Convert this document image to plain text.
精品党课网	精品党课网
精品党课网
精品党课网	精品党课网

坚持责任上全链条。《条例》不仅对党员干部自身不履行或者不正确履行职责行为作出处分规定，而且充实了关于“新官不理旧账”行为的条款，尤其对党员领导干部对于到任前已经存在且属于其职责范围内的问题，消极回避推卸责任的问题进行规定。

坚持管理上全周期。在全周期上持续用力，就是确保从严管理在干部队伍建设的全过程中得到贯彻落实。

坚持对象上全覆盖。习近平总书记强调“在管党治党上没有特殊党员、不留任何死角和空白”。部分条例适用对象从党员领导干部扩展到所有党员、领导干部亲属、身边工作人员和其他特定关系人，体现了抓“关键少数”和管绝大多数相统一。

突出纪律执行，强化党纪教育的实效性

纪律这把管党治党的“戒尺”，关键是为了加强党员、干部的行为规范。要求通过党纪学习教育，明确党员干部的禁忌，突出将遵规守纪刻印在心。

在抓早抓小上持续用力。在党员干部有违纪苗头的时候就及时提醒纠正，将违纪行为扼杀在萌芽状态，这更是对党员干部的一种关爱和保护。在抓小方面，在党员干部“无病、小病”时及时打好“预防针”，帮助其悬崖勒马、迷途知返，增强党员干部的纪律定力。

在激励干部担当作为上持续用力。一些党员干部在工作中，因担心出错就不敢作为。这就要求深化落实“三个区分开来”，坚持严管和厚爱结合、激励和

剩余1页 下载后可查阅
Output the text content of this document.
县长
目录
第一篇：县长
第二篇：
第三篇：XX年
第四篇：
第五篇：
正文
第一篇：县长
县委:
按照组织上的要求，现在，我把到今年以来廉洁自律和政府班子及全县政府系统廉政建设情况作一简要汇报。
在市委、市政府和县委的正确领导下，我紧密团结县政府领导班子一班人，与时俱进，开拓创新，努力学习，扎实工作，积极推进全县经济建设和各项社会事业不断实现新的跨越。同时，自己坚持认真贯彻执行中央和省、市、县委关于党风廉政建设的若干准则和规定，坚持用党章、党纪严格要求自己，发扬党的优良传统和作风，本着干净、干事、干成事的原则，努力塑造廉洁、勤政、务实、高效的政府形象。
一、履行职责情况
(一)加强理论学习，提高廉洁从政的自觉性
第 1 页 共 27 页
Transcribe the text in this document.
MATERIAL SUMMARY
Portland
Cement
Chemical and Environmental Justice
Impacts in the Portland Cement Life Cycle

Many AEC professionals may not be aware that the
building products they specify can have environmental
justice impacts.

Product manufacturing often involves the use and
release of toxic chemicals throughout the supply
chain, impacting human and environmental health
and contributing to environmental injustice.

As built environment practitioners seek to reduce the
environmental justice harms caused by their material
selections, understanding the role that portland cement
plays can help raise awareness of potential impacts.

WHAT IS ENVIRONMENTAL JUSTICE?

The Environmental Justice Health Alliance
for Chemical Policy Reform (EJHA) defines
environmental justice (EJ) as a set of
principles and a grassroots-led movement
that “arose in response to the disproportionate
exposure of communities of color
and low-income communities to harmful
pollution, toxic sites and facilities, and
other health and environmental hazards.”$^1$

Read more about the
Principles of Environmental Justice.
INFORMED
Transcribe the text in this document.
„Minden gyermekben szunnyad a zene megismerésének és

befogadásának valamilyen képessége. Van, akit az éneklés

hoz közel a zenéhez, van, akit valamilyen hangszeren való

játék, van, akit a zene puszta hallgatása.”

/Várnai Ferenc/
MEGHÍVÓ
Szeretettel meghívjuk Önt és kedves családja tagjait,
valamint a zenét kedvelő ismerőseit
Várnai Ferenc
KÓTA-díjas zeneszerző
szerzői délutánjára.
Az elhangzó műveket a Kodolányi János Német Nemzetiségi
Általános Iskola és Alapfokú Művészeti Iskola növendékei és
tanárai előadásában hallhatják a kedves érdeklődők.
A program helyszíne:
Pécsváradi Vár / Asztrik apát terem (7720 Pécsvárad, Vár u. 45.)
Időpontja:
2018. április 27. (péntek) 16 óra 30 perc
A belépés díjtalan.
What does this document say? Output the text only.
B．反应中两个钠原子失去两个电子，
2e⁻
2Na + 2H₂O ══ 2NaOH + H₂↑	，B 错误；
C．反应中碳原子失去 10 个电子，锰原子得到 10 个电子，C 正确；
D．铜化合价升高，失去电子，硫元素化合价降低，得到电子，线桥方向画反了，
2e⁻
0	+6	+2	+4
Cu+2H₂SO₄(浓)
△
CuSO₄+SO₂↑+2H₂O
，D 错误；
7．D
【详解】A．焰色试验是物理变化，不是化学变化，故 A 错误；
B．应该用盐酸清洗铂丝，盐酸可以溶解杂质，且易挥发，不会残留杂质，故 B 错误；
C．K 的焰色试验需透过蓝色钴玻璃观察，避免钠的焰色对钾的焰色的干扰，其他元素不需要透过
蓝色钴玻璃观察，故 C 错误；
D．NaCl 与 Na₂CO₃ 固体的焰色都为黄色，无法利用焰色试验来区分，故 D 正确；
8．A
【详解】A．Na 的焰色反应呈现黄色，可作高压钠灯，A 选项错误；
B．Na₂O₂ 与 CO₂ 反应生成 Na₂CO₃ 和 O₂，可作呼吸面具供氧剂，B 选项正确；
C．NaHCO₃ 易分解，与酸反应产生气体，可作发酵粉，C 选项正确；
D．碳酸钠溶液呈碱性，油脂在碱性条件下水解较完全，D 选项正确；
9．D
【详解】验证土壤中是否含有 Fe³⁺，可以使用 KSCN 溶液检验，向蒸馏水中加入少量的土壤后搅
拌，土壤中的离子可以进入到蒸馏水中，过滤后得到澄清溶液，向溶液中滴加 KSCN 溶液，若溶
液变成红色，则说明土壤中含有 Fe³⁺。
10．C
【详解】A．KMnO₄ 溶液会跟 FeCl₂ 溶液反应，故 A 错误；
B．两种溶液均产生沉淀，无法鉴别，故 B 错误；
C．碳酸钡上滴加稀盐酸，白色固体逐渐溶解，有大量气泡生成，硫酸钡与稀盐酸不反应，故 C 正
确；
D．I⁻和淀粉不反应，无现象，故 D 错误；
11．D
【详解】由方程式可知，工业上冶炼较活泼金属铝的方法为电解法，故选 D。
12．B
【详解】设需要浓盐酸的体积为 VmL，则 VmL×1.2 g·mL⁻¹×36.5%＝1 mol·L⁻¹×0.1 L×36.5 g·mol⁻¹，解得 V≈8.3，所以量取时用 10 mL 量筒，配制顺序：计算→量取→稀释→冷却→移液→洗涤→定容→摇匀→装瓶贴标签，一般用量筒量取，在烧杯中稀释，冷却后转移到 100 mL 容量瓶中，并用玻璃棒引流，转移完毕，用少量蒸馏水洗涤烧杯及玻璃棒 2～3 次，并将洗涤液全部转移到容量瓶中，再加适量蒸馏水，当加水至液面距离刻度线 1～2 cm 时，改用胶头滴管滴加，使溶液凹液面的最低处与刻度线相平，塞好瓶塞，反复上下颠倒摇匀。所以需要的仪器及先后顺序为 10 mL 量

▶ THE EXERCISE:
List all lines in the material containing the string "that".

▶ RESULT FOR THIS TASK:
Many AEC professionals may not be aware that the
selections, understanding the role that portland cement
that “arose in response to the disproportionate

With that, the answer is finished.